# Rows from a dataset
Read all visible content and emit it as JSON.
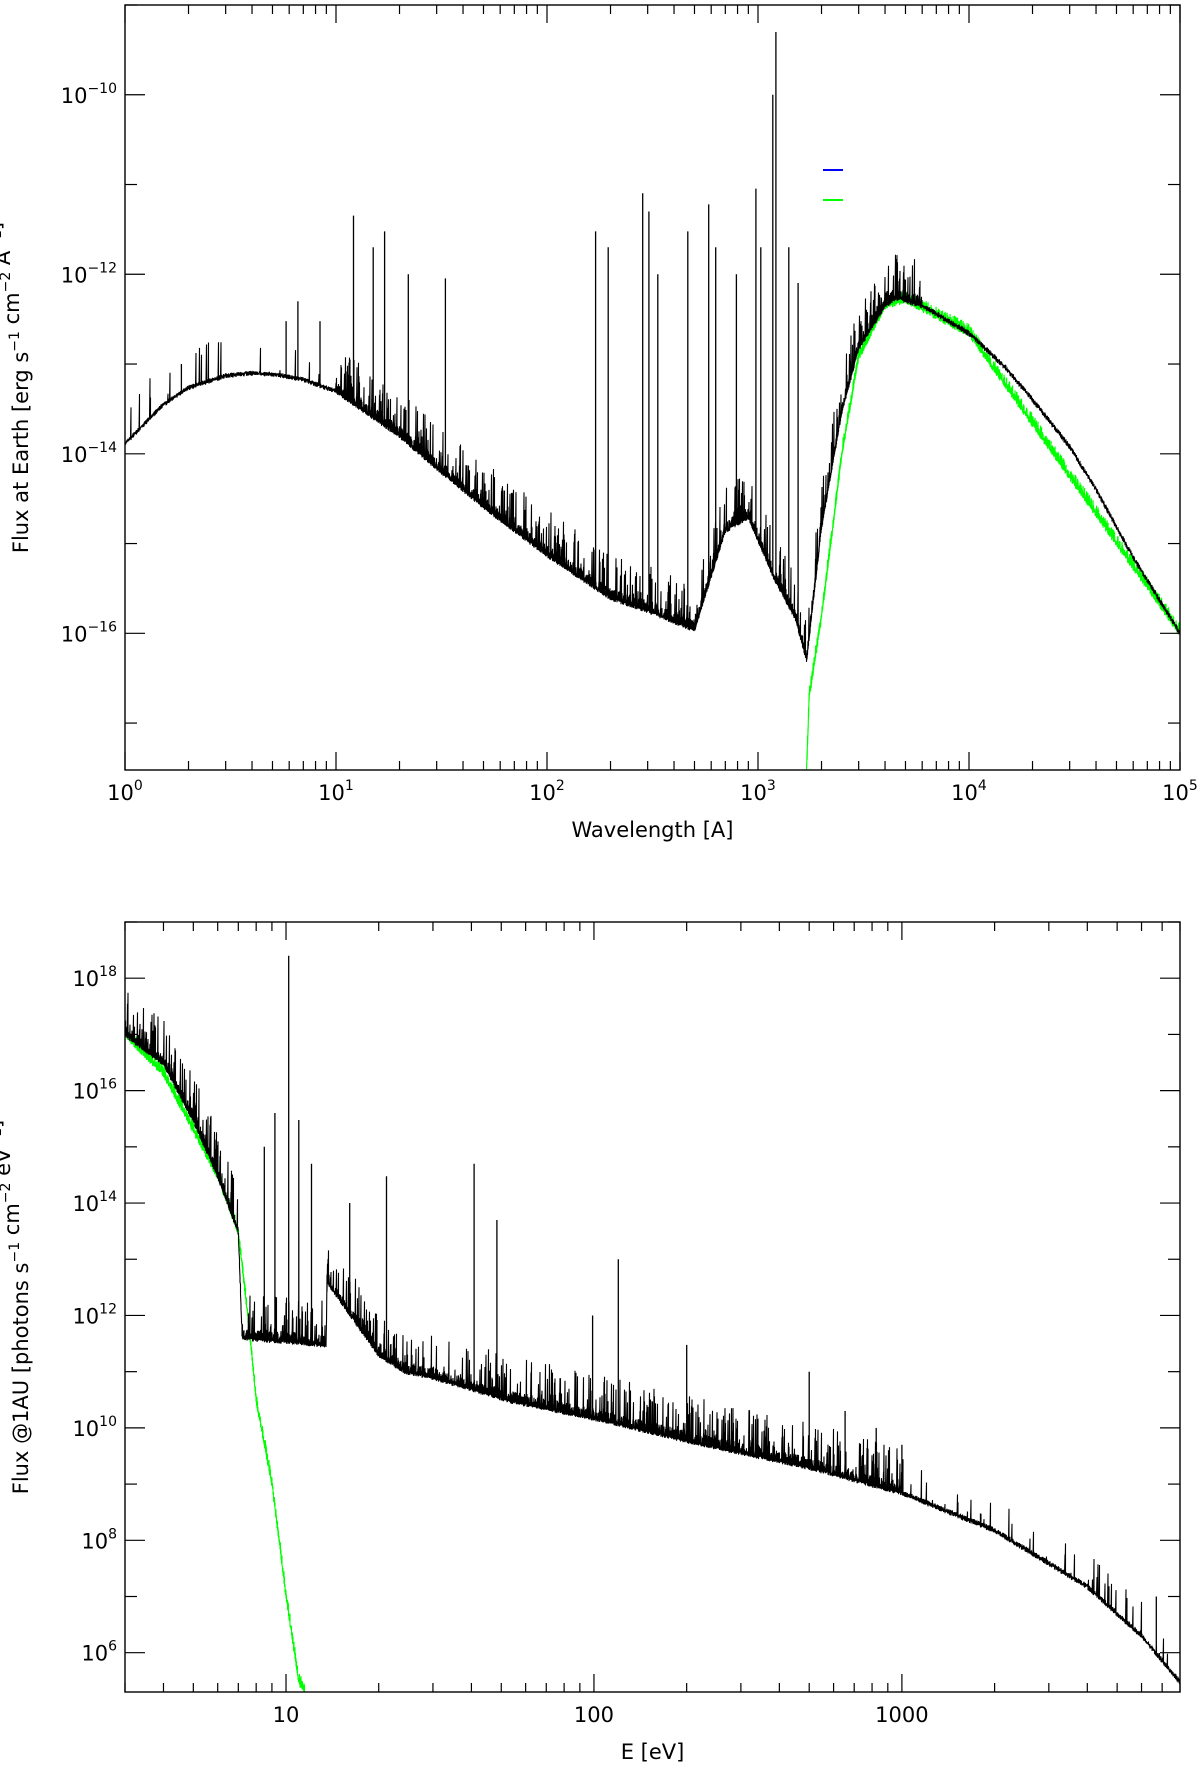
{
  "chart_data": [
    {
      "type": "line",
      "xscale": "log",
      "yscale": "log",
      "xlabel": "Wavelength [A]",
      "ylabel": "Flux at Earth [erg s^-1 cm^-2 A^-1]",
      "xlim": [
        1,
        100000
      ],
      "ylim": [
        3e-18,
        1e-09
      ],
      "grid": false,
      "legend": {
        "position": "top-right",
        "entries": [
          "",
          ""
        ]
      },
      "x_ticks": [
        {
          "base": "10",
          "exp": "0"
        },
        {
          "base": "10",
          "exp": "1"
        },
        {
          "base": "10",
          "exp": "2"
        },
        {
          "base": "10",
          "exp": "3"
        },
        {
          "base": "10",
          "exp": "4"
        },
        {
          "base": "10",
          "exp": "5"
        }
      ],
      "y_ticks": [
        {
          "base": "10",
          "exp": "−16"
        },
        {
          "base": "10",
          "exp": "−14"
        },
        {
          "base": "10",
          "exp": "−12"
        },
        {
          "base": "10",
          "exp": "−10"
        }
      ],
      "series": [
        {
          "color": "#000000",
          "continuum_x": [
            1,
            1.5,
            2,
            3,
            4,
            5,
            7,
            10,
            20,
            30,
            50,
            100,
            200,
            300,
            500,
            700,
            900,
            1200,
            1500,
            1700,
            2000,
            2500,
            3000,
            4000,
            4500,
            6000,
            10000,
            15000,
            20000,
            30000,
            40000,
            60000,
            100000
          ],
          "continuum_y": [
            1.3e-14,
            3.5e-14,
            5.5e-14,
            7.5e-14,
            8e-14,
            7.8e-14,
            6.8e-14,
            5e-14,
            1.6e-14,
            7e-15,
            2.6e-15,
            7.5e-16,
            2.5e-16,
            1.8e-16,
            1.1e-16,
            1.4e-15,
            2e-15,
            4e-16,
            1.5e-16,
            5e-17,
            1.5e-15,
            3e-14,
            1.5e-13,
            4.5e-13,
            5.5e-13,
            4.5e-13,
            2.2e-13,
            9e-14,
            4e-14,
            1.2e-14,
            4e-15,
            7e-16,
            1e-16
          ],
          "lines": [
            [
              1.85,
              1e-13
            ],
            [
              5.8,
              3e-13
            ],
            [
              6.6,
              5e-13
            ],
            [
              8.4,
              3e-13
            ],
            [
              12.1,
              4.5e-12
            ],
            [
              15,
              2e-12
            ],
            [
              17,
              3e-12
            ],
            [
              22,
              1e-12
            ],
            [
              33,
              9e-13
            ],
            [
              170,
              3e-12
            ],
            [
              195,
              2e-12
            ],
            [
              284,
              8e-12
            ],
            [
              304,
              5e-12
            ],
            [
              335,
              1e-12
            ],
            [
              465,
              3e-12
            ],
            [
              584,
              6e-12
            ],
            [
              630,
              2e-12
            ],
            [
              790,
              1e-12
            ],
            [
              977,
              9e-12
            ],
            [
              1031,
              2e-12
            ],
            [
              1175,
              1e-10
            ],
            [
              1216,
              5e-10
            ],
            [
              1400,
              2e-12
            ],
            [
              1549,
              8e-13
            ]
          ]
        },
        {
          "color": "#00ff00",
          "continuum_x": [
            1700,
            1750,
            1800,
            2000,
            2500,
            3000,
            4000,
            5000,
            10000,
            100000
          ],
          "continuum_y": [
            3e-18,
            2e-17,
            3e-17,
            1.5e-16,
            1e-14,
            1.2e-13,
            4.5e-13,
            5.2e-13,
            2.2e-13,
            1e-16
          ]
        }
      ]
    },
    {
      "type": "line",
      "xscale": "log",
      "yscale": "log",
      "xlabel": "E [eV]",
      "ylabel": "Flux @1AU [photons s^-1 cm^-2 eV^-1]",
      "xlim": [
        3,
        8000
      ],
      "ylim": [
        200000.0,
        1e+19
      ],
      "grid": false,
      "x_ticks": [
        {
          "base": "10",
          "exp": ""
        },
        {
          "base": "100",
          "exp": ""
        },
        {
          "base": "1000",
          "exp": ""
        }
      ],
      "y_ticks": [
        {
          "base": "10",
          "exp": "6"
        },
        {
          "base": "10",
          "exp": "8"
        },
        {
          "base": "10",
          "exp": "10"
        },
        {
          "base": "10",
          "exp": "12"
        },
        {
          "base": "10",
          "exp": "14"
        },
        {
          "base": "10",
          "exp": "16"
        },
        {
          "base": "10",
          "exp": "18"
        }
      ],
      "series": [
        {
          "color": "#000000",
          "continuum_x": [
            3,
            4,
            5,
            6,
            7,
            7.2,
            10,
            13.5,
            13.6,
            20,
            24.5,
            30,
            40,
            54.4,
            100,
            200,
            500,
            1000,
            2000,
            4000,
            6000,
            8000
          ],
          "continuum_y": [
            1e+17,
            3e+16,
            3000000000000000.0,
            300000000000000.0,
            30000000000000.0,
            400000000000.0,
            350000000000.0,
            300000000000.0,
            4000000000000.0,
            200000000000.0,
            100000000000.0,
            80000000000.0,
            50000000000.0,
            30000000000.0,
            15000000000.0,
            6000000000.0,
            2000000000.0,
            700000000.0,
            150000000.0,
            15000000.0,
            2000000.0,
            300000.0
          ],
          "lines": [
            [
              8.5,
              1000000000000000.0
            ],
            [
              9.2,
              4000000000000000.0
            ],
            [
              10.2,
              2.5e+18
            ],
            [
              11,
              3000000000000000.0
            ],
            [
              12.1,
              500000000000000.0
            ],
            [
              16.1,
              100000000000000.0
            ],
            [
              21.2,
              300000000000000.0
            ],
            [
              40.8,
              500000000000000.0
            ],
            [
              48.4,
              50000000000000.0
            ],
            [
              99,
              1000000000000.0
            ],
            [
              120,
              10000000000000.0
            ],
            [
              200,
              300000000000.0
            ],
            [
              500,
              100000000000.0
            ],
            [
              654,
              20000000000.0
            ],
            [
              825,
              10000000000.0
            ],
            [
              1000,
              5000000000.0
            ],
            [
              1800,
              300000000.0
            ],
            [
              6700,
              10000000.0
            ]
          ]
        },
        {
          "color": "#00ff00",
          "continuum_x": [
            3,
            4,
            5,
            6,
            7,
            7.5,
            8,
            9,
            10,
            11,
            11.5
          ],
          "continuum_y": [
            1e+17,
            2e+16,
            2000000000000000.0,
            300000000000000.0,
            30000000000000.0,
            1000000000000.0,
            30000000000.0,
            1000000000.0,
            10000000.0,
            300000.0,
            200000.0
          ]
        }
      ]
    }
  ]
}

# What you are asked to do
Copy all the records above exactly, but leave out the pictures.

# Result
Read all visible content and emit it as JSON.
{
  "chart_data": [
    {
      "type": "line",
      "xscale": "log",
      "yscale": "log",
      "xlabel": "Wavelength [A]",
      "ylabel": "Flux at Earth [erg s^-1 cm^-2 A^-1]",
      "xlim": [
        1,
        100000
      ],
      "ylim": [
        3e-18,
        1e-09
      ],
      "grid": false,
      "legend": {
        "position": "top-right",
        "entries": [
          "",
          ""
        ]
      },
      "x_ticks": [
        {
          "base": "10",
          "exp": "0"
        },
        {
          "base": "10",
          "exp": "1"
        },
        {
          "base": "10",
          "exp": "2"
        },
        {
          "base": "10",
          "exp": "3"
        },
        {
          "base": "10",
          "exp": "4"
        },
        {
          "base": "10",
          "exp": "5"
        }
      ],
      "y_ticks": [
        {
          "base": "10",
          "exp": "−16"
        },
        {
          "base": "10",
          "exp": "−14"
        },
        {
          "base": "10",
          "exp": "−12"
        },
        {
          "base": "10",
          "exp": "−10"
        }
      ],
      "series": [
        {
          "color": "#000000",
          "continuum_x": [
            1,
            1.5,
            2,
            3,
            4,
            5,
            7,
            10,
            20,
            30,
            50,
            100,
            200,
            300,
            500,
            700,
            900,
            1200,
            1500,
            1700,
            2000,
            2500,
            3000,
            4000,
            4500,
            6000,
            10000,
            15000,
            20000,
            30000,
            40000,
            60000,
            100000
          ],
          "continuum_y": [
            1.3e-14,
            3.5e-14,
            5.5e-14,
            7.5e-14,
            8e-14,
            7.8e-14,
            6.8e-14,
            5e-14,
            1.6e-14,
            7e-15,
            2.6e-15,
            7.5e-16,
            2.5e-16,
            1.8e-16,
            1.1e-16,
            1.4e-15,
            2e-15,
            4e-16,
            1.5e-16,
            5e-17,
            1.5e-15,
            3e-14,
            1.5e-13,
            4.5e-13,
            5.5e-13,
            4.5e-13,
            2.2e-13,
            9e-14,
            4e-14,
            1.2e-14,
            4e-15,
            7e-16,
            1e-16
          ],
          "lines": [
            [
              1.85,
              1e-13
            ],
            [
              5.8,
              3e-13
            ],
            [
              6.6,
              5e-13
            ],
            [
              8.4,
              3e-13
            ],
            [
              12.1,
              4.5e-12
            ],
            [
              15,
              2e-12
            ],
            [
              17,
              3e-12
            ],
            [
              22,
              1e-12
            ],
            [
              33,
              9e-13
            ],
            [
              170,
              3e-12
            ],
            [
              195,
              2e-12
            ],
            [
              284,
              8e-12
            ],
            [
              304,
              5e-12
            ],
            [
              335,
              1e-12
            ],
            [
              465,
              3e-12
            ],
            [
              584,
              6e-12
            ],
            [
              630,
              2e-12
            ],
            [
              790,
              1e-12
            ],
            [
              977,
              9e-12
            ],
            [
              1031,
              2e-12
            ],
            [
              1175,
              1e-10
            ],
            [
              1216,
              5e-10
            ],
            [
              1400,
              2e-12
            ],
            [
              1549,
              8e-13
            ]
          ]
        },
        {
          "color": "#00ff00",
          "continuum_x": [
            1700,
            1750,
            1800,
            2000,
            2500,
            3000,
            4000,
            5000,
            10000,
            100000
          ],
          "continuum_y": [
            3e-18,
            2e-17,
            3e-17,
            1.5e-16,
            1e-14,
            1.2e-13,
            4.5e-13,
            5.2e-13,
            2.2e-13,
            1e-16
          ]
        }
      ]
    },
    {
      "type": "line",
      "xscale": "log",
      "yscale": "log",
      "xlabel": "E [eV]",
      "ylabel": "Flux @1AU [photons s^-1 cm^-2 eV^-1]",
      "xlim": [
        3,
        8000
      ],
      "ylim": [
        200000.0,
        1e+19
      ],
      "grid": false,
      "x_ticks": [
        {
          "base": "10",
          "exp": ""
        },
        {
          "base": "100",
          "exp": ""
        },
        {
          "base": "1000",
          "exp": ""
        }
      ],
      "y_ticks": [
        {
          "base": "10",
          "exp": "6"
        },
        {
          "base": "10",
          "exp": "8"
        },
        {
          "base": "10",
          "exp": "10"
        },
        {
          "base": "10",
          "exp": "12"
        },
        {
          "base": "10",
          "exp": "14"
        },
        {
          "base": "10",
          "exp": "16"
        },
        {
          "base": "10",
          "exp": "18"
        }
      ],
      "series": [
        {
          "color": "#000000",
          "continuum_x": [
            3,
            4,
            5,
            6,
            7,
            7.2,
            10,
            13.5,
            13.6,
            20,
            24.5,
            30,
            40,
            54.4,
            100,
            200,
            500,
            1000,
            2000,
            4000,
            6000,
            8000
          ],
          "continuum_y": [
            1e+17,
            3e+16,
            3000000000000000.0,
            300000000000000.0,
            30000000000000.0,
            400000000000.0,
            350000000000.0,
            300000000000.0,
            4000000000000.0,
            200000000000.0,
            100000000000.0,
            80000000000.0,
            50000000000.0,
            30000000000.0,
            15000000000.0,
            6000000000.0,
            2000000000.0,
            700000000.0,
            150000000.0,
            15000000.0,
            2000000.0,
            300000.0
          ],
          "lines": [
            [
              8.5,
              1000000000000000.0
            ],
            [
              9.2,
              4000000000000000.0
            ],
            [
              10.2,
              2.5e+18
            ],
            [
              11,
              3000000000000000.0
            ],
            [
              12.1,
              500000000000000.0
            ],
            [
              16.1,
              100000000000000.0
            ],
            [
              21.2,
              300000000000000.0
            ],
            [
              40.8,
              500000000000000.0
            ],
            [
              48.4,
              50000000000000.0
            ],
            [
              99,
              1000000000000.0
            ],
            [
              120,
              10000000000000.0
            ],
            [
              200,
              300000000000.0
            ],
            [
              500,
              100000000000.0
            ],
            [
              654,
              20000000000.0
            ],
            [
              825,
              10000000000.0
            ],
            [
              1000,
              5000000000.0
            ],
            [
              1800,
              300000000.0
            ],
            [
              6700,
              10000000.0
            ]
          ]
        },
        {
          "color": "#00ff00",
          "continuum_x": [
            3,
            4,
            5,
            6,
            7,
            7.5,
            8,
            9,
            10,
            11,
            11.5
          ],
          "continuum_y": [
            1e+17,
            2e+16,
            2000000000000000.0,
            300000000000000.0,
            30000000000000.0,
            1000000000000.0,
            30000000000.0,
            1000000000.0,
            10000000.0,
            300000.0,
            200000.0
          ]
        }
      ]
    }
  ]
}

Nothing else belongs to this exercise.